• Goal of the exercise
Word for word, copy out every line of the records, omitting each picture.

• Information supplied
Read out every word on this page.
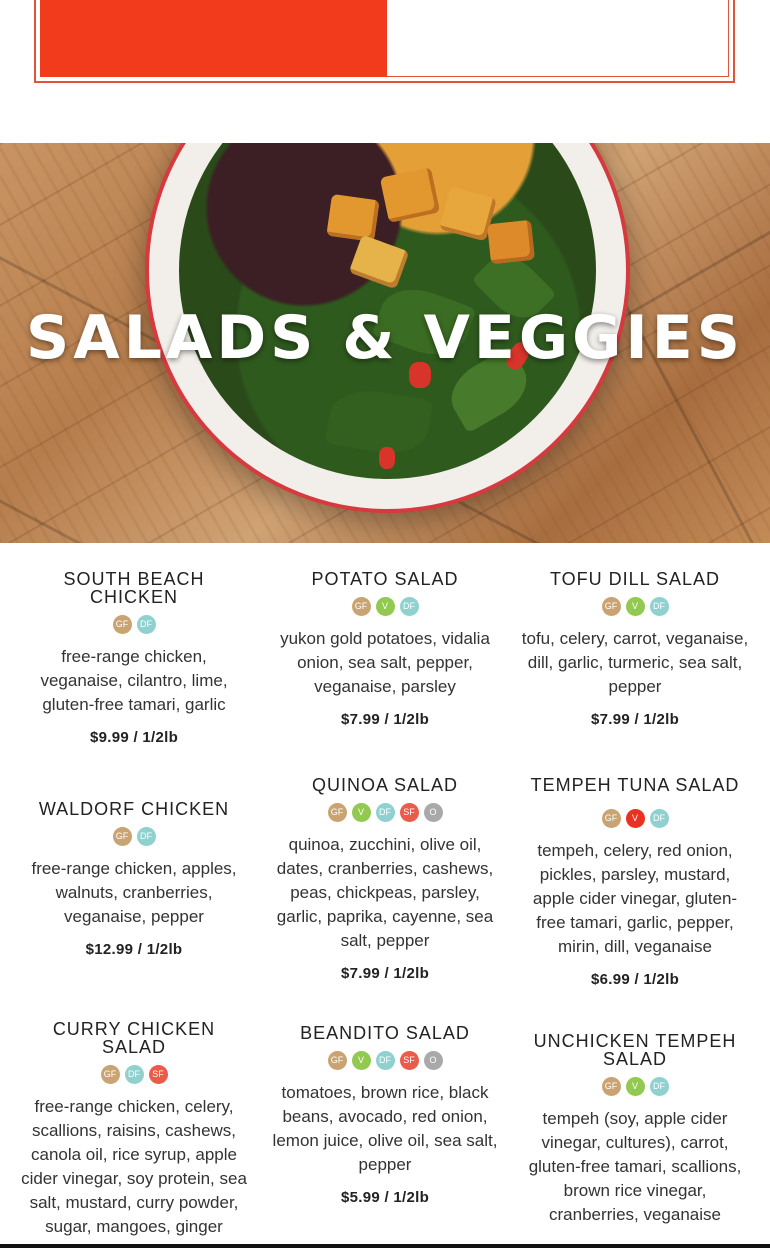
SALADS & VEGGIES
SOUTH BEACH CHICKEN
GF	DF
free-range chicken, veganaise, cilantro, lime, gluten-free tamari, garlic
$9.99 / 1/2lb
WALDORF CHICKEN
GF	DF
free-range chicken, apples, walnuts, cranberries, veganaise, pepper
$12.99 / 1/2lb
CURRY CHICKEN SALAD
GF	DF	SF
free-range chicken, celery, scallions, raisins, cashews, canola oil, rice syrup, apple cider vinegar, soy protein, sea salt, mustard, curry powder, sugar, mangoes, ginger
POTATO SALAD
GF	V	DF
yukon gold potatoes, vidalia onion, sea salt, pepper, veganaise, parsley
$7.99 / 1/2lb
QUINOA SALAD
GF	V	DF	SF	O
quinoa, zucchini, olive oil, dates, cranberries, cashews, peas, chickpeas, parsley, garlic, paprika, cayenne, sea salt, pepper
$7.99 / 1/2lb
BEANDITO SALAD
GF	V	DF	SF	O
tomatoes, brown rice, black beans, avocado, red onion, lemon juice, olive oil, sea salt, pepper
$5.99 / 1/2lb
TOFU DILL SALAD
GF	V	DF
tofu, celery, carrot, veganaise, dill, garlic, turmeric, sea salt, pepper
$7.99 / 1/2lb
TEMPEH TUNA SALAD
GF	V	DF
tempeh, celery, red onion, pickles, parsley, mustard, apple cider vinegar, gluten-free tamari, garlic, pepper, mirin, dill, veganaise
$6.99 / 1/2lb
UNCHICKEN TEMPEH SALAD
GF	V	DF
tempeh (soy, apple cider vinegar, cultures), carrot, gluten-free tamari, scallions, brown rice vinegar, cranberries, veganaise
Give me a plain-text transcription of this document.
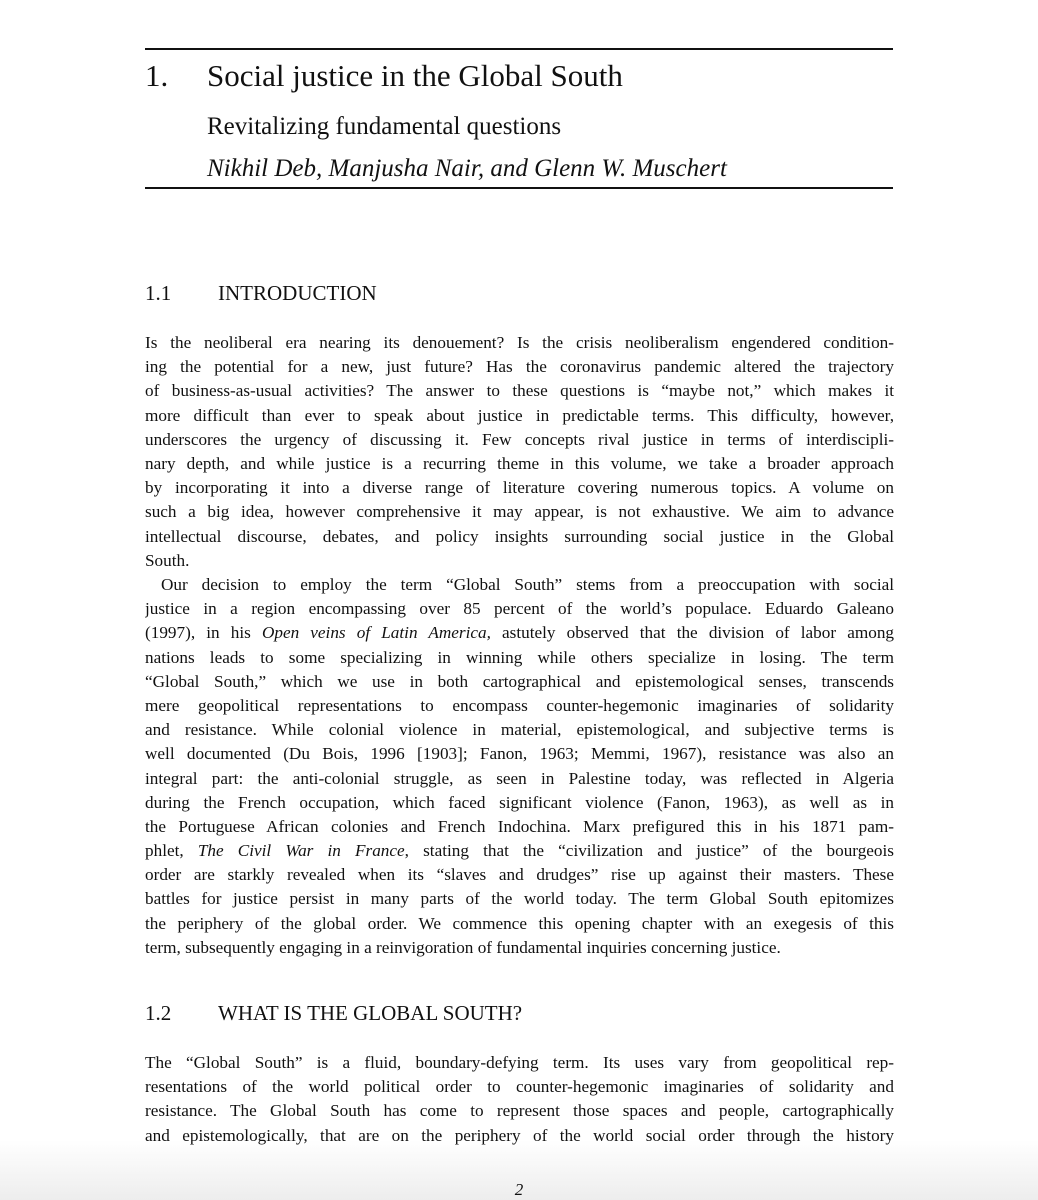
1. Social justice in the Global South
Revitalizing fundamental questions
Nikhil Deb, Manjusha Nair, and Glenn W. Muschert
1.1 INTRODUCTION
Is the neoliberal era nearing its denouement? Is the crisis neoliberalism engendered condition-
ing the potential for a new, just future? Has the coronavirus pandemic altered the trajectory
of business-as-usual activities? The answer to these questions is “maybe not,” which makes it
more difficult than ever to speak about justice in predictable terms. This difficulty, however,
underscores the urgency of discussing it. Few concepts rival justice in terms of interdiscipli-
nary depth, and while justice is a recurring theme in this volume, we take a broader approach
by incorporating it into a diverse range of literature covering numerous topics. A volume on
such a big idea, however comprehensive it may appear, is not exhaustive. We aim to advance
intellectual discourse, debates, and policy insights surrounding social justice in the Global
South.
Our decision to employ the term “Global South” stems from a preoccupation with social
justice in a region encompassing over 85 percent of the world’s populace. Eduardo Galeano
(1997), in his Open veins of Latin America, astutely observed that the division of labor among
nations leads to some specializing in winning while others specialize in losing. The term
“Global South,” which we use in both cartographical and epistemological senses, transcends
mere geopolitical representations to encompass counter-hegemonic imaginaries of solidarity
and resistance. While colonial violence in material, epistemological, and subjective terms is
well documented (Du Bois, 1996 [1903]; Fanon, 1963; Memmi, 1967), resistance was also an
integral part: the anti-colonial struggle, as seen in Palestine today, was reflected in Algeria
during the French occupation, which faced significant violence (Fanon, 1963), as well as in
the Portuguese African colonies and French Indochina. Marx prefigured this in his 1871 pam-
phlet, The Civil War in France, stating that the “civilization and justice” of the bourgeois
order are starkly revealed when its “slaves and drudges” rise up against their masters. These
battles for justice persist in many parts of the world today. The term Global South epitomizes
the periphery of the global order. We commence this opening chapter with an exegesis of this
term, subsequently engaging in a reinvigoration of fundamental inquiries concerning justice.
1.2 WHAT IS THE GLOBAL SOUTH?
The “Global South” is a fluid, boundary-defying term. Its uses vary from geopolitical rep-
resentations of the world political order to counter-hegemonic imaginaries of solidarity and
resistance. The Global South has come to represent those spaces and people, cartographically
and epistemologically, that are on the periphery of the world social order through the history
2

• Exercise answer
Read out every word on this page.
SALADS & VEGGIES
SOUTH BEACH CHICKEN
GF	DF
free-range chicken, veganaise, cilantro, lime, gluten-free tamari, garlic
$9.99 / 1/2lb
WALDORF CHICKEN
GF	DF
free-range chicken, apples, walnuts, cranberries, veganaise, pepper
$12.99 / 1/2lb
CURRY CHICKEN SALAD
GF	DF	SF
free-range chicken, celery, scallions, raisins, cashews, canola oil, rice syrup, apple cider vinegar, soy protein, sea salt, mustard, curry powder, sugar, mangoes, ginger
POTATO SALAD
GF	V	DF
yukon gold potatoes, vidalia onion, sea salt, pepper, veganaise, parsley
$7.99 / 1/2lb
QUINOA SALAD
GF	V	DF	SF	O
quinoa, zucchini, olive oil, dates, cranberries, cashews, peas, chickpeas, parsley, garlic, paprika, cayenne, sea salt, pepper
$7.99 / 1/2lb
BEANDITO SALAD
GF	V	DF	SF	O
tomatoes, brown rice, black beans, avocado, red onion, lemon juice, olive oil, sea salt, pepper
$5.99 / 1/2lb
TOFU DILL SALAD
GF	V	DF
tofu, celery, carrot, veganaise, dill, garlic, turmeric, sea salt, pepper
$7.99 / 1/2lb
TEMPEH TUNA SALAD
GF	V	DF
tempeh, celery, red onion, pickles, parsley, mustard, apple cider vinegar, gluten-free tamari, garlic, pepper, mirin, dill, veganaise
$6.99 / 1/2lb
UNCHICKEN TEMPEH SALAD
GF	V	DF
tempeh (soy, apple cider vinegar, cultures), carrot, gluten-free tamari, scallions, brown rice vinegar, cranberries, veganaise
Give me a plain-text transcription of this document.
1. Social justice in the Global South
Revitalizing fundamental questions
Nikhil Deb, Manjusha Nair, and Glenn W. Muschert
1.1 INTRODUCTION
Is the neoliberal era nearing its denouement? Is the crisis neoliberalism engendered condition-
ing the potential for a new, just future? Has the coronavirus pandemic altered the trajectory
of business-as-usual activities? The answer to these questions is “maybe not,” which makes it
more difficult than ever to speak about justice in predictable terms. This difficulty, however,
underscores the urgency of discussing it. Few concepts rival justice in terms of interdiscipli-
nary depth, and while justice is a recurring theme in this volume, we take a broader approach
by incorporating it into a diverse range of literature covering numerous topics. A volume on
such a big idea, however comprehensive it may appear, is not exhaustive. We aim to advance
intellectual discourse, debates, and policy insights surrounding social justice in the Global
South.
Our decision to employ the term “Global South” stems from a preoccupation with social
justice in a region encompassing over 85 percent of the world’s populace. Eduardo Galeano
(1997), in his Open veins of Latin America, astutely observed that the division of labor among
nations leads to some specializing in winning while others specialize in losing. The term
“Global South,” which we use in both cartographical and epistemological senses, transcends
mere geopolitical representations to encompass counter-hegemonic imaginaries of solidarity
and resistance. While colonial violence in material, epistemological, and subjective terms is
well documented (Du Bois, 1996 [1903]; Fanon, 1963; Memmi, 1967), resistance was also an
integral part: the anti-colonial struggle, as seen in Palestine today, was reflected in Algeria
during the French occupation, which faced significant violence (Fanon, 1963), as well as in
the Portuguese African colonies and French Indochina. Marx prefigured this in his 1871 pam-
phlet, The Civil War in France, stating that the “civilization and justice” of the bourgeois
order are starkly revealed when its “slaves and drudges” rise up against their masters. These
battles for justice persist in many parts of the world today. The term Global South epitomizes
the periphery of the global order. We commence this opening chapter with an exegesis of this
term, subsequently engaging in a reinvigoration of fundamental inquiries concerning justice.
1.2 WHAT IS THE GLOBAL SOUTH?
The “Global South” is a fluid, boundary-defying term. Its uses vary from geopolitical rep-
resentations of the world political order to counter-hegemonic imaginaries of solidarity and
resistance. The Global South has come to represent those spaces and people, cartographically
and epistemologically, that are on the periphery of the world social order through the history
2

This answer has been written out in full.